- [Description of the task]:
Tally the lines in these records that hold the string "title", and reply with the number alone.

- [Record excerpts]:
— START —
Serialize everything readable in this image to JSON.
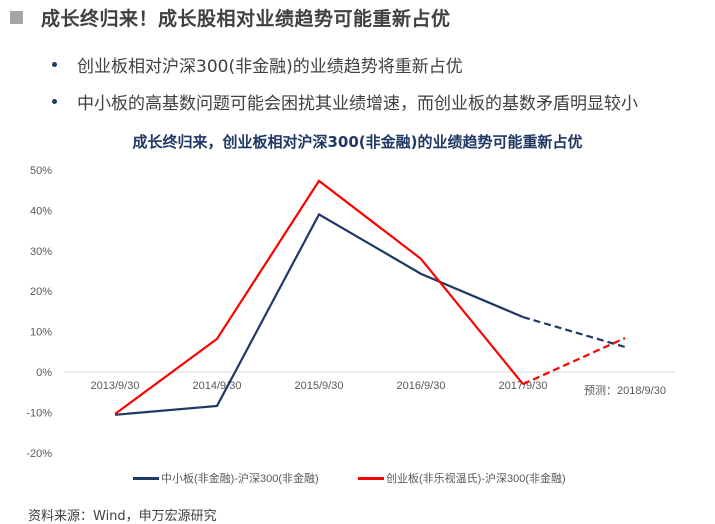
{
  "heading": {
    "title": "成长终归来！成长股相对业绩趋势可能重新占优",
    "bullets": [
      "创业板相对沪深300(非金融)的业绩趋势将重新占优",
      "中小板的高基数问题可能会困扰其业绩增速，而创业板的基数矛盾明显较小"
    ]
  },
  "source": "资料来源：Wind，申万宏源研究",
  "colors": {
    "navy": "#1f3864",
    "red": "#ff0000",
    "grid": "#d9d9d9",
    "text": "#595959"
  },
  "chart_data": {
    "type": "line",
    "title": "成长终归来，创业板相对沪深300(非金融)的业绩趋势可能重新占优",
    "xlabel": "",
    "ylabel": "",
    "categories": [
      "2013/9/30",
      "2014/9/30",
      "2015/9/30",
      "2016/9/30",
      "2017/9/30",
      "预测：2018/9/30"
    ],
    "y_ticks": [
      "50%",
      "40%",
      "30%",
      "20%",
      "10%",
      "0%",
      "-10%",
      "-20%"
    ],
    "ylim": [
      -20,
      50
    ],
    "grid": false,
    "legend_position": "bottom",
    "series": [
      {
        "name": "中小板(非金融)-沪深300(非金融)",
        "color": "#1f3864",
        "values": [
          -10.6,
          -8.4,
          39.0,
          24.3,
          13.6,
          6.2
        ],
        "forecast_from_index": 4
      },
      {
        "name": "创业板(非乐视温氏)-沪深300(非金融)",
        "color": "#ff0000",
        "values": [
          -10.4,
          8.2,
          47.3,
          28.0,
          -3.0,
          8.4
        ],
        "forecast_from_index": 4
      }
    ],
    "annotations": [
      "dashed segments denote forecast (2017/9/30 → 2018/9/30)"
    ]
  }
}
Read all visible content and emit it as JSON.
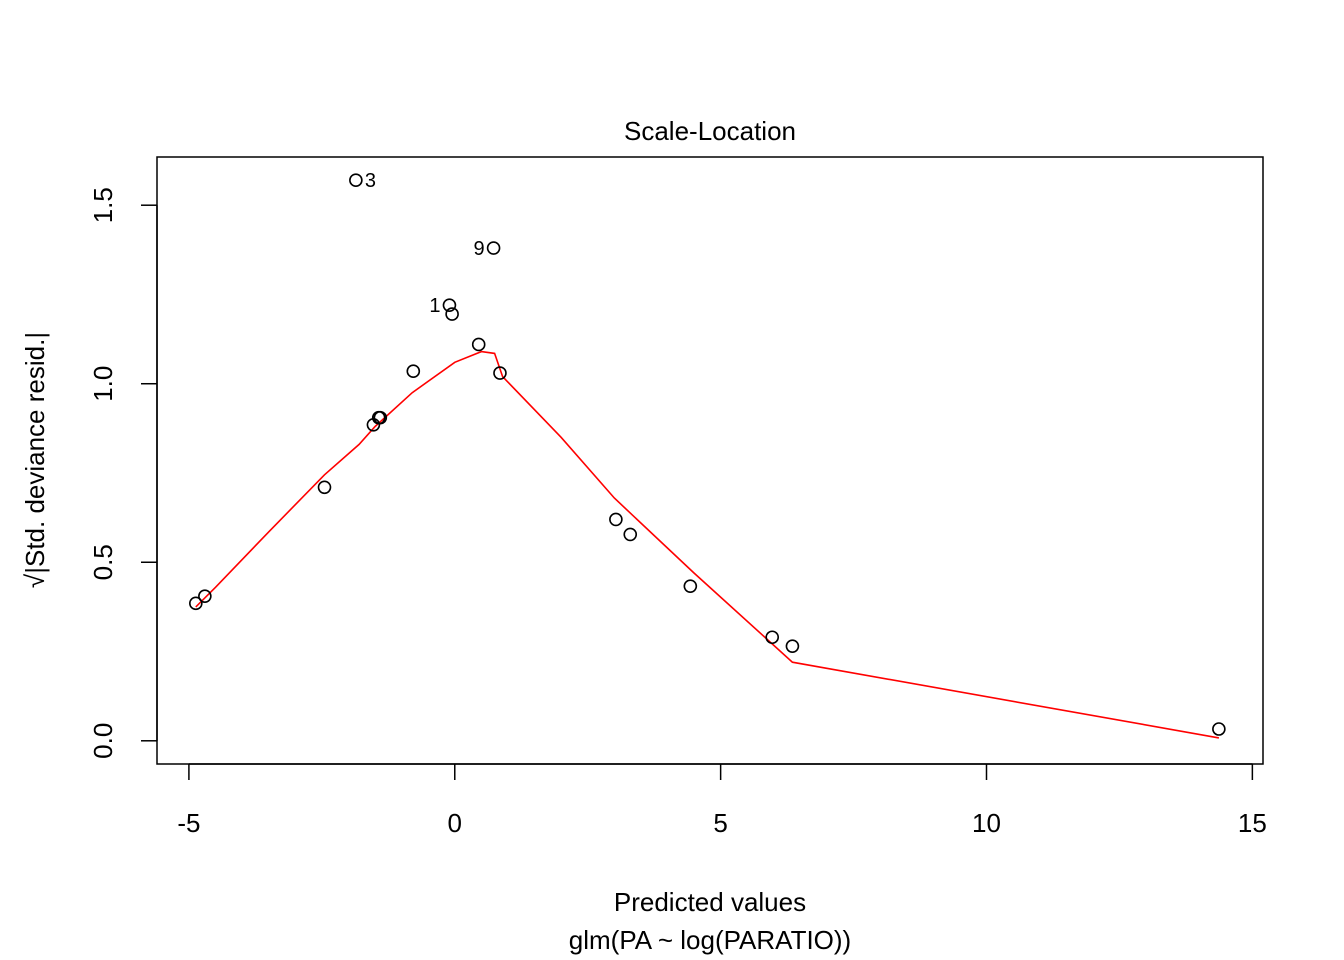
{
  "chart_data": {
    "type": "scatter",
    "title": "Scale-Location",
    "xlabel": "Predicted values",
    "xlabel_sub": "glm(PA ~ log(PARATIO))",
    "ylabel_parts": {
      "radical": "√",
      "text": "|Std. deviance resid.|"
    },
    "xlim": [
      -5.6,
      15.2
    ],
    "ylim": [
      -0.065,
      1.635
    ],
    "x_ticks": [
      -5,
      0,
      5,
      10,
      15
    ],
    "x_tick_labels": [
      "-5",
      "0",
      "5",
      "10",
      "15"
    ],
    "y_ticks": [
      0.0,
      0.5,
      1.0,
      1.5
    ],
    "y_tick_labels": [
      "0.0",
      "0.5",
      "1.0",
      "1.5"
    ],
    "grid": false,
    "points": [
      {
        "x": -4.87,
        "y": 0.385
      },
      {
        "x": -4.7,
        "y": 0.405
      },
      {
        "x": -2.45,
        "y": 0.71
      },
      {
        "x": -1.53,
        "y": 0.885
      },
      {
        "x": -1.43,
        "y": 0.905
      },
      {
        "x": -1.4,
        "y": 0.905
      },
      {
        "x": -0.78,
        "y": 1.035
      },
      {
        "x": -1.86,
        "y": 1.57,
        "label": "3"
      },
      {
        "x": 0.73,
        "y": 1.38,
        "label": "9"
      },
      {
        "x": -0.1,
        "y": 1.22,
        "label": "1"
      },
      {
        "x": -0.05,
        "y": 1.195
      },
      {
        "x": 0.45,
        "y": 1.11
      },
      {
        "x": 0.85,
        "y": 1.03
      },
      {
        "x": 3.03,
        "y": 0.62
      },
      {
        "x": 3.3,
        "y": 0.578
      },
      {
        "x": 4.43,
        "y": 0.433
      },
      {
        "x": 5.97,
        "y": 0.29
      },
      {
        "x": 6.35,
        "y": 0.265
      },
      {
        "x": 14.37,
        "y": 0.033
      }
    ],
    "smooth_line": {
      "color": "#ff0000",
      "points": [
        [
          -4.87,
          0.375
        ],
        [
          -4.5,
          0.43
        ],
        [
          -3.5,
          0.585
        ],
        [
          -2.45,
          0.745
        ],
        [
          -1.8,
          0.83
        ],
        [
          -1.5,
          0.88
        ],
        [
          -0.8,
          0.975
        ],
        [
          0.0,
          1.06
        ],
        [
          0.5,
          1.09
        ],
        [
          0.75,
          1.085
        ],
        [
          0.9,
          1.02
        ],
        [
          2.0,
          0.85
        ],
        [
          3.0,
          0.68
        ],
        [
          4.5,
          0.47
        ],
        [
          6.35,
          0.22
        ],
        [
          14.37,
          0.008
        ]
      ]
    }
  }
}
— END —
- [In response]:
3